- TASK DETAILS -
Go through the entries below and copy each line containing the word "dash".

- RAW RECORDS -
☆ ☆ ☆ ☆ ☆ ☆ ☆
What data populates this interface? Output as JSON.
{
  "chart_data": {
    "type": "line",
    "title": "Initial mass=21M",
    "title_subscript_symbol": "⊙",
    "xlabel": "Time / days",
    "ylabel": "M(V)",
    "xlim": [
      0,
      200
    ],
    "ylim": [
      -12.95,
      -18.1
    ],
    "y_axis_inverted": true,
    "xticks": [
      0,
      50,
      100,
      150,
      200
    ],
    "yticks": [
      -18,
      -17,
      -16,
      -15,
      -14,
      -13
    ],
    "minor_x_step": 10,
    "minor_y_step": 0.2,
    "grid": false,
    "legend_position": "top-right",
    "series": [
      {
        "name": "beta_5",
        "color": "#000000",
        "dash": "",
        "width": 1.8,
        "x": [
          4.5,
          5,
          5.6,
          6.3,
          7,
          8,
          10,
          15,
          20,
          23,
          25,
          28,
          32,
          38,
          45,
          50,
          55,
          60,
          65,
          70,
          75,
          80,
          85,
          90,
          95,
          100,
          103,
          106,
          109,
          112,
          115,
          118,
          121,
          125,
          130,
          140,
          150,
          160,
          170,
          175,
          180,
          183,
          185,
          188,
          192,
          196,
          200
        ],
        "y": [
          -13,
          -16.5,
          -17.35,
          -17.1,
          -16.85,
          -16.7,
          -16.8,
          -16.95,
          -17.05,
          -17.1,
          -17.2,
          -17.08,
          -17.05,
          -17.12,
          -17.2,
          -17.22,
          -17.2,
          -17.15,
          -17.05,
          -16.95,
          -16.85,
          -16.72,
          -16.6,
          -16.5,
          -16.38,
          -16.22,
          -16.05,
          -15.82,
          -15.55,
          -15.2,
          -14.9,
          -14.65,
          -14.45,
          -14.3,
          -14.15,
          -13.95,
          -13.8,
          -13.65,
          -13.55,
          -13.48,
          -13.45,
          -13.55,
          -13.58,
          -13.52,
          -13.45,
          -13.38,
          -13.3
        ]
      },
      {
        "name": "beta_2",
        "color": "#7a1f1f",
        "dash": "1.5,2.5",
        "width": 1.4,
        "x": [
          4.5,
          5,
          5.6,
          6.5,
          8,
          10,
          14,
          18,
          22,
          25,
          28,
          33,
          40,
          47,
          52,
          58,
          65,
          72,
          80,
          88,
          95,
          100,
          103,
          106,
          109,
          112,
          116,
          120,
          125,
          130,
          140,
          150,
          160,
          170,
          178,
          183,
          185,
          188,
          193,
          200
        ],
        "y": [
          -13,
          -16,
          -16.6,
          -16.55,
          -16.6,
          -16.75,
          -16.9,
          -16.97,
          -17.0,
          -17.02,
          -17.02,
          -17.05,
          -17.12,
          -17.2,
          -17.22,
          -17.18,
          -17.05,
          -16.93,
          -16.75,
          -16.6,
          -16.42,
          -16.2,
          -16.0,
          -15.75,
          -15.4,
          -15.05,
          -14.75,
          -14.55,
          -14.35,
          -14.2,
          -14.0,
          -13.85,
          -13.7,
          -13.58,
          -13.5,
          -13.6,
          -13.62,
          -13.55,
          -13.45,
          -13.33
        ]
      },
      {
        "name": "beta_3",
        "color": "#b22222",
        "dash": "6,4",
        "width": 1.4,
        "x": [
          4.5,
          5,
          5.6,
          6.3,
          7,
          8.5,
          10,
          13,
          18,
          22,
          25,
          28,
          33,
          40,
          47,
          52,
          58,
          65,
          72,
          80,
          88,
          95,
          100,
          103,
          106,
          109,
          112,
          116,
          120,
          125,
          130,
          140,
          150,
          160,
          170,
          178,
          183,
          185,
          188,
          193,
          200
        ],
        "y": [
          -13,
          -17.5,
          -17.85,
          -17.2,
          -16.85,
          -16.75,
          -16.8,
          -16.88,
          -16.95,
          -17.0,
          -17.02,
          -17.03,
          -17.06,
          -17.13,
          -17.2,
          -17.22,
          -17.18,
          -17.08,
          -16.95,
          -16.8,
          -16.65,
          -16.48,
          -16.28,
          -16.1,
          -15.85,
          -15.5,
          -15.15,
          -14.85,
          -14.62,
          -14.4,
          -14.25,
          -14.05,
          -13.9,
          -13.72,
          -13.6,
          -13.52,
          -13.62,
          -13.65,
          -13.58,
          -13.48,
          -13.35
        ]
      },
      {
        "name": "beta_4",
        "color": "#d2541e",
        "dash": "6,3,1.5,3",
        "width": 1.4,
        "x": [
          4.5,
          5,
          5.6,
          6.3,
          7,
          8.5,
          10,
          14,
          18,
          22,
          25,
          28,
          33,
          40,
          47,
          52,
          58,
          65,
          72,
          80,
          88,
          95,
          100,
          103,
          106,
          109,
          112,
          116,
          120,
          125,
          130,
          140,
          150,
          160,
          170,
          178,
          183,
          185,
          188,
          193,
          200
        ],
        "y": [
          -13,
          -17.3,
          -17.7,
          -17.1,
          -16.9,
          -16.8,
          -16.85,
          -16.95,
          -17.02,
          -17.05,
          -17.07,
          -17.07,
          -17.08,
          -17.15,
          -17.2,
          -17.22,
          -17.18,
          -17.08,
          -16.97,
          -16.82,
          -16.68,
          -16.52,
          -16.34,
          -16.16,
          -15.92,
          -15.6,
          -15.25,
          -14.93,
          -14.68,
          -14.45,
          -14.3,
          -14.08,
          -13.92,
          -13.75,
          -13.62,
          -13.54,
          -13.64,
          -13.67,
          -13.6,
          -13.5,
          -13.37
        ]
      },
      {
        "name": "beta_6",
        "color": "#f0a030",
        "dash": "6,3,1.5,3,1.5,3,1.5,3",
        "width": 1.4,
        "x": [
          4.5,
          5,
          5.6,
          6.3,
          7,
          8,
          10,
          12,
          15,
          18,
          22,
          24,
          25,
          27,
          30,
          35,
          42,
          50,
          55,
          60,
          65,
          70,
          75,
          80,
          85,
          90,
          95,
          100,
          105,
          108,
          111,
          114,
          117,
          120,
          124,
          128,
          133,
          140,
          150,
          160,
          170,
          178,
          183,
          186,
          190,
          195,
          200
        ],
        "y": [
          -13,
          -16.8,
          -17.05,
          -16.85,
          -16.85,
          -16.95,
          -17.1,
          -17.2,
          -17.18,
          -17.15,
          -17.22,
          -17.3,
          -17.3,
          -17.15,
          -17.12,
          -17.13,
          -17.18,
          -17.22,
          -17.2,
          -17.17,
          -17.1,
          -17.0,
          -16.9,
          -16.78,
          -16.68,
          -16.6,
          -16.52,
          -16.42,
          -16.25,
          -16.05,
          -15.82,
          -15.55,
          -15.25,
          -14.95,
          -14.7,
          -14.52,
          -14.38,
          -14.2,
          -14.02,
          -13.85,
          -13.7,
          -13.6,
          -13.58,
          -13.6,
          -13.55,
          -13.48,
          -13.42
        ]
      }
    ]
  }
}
☆ ☆ ☆ ☆ ☆ ☆ ☆
- SOLUTION TO THE EXERCISE -
        "dash": "",
        "dash": "1.5,2.5",
        "dash": "6,4",
        "dash": "6,3,1.5,3",
        "dash": "6,3,1.5,3,1.5,3,1.5,3",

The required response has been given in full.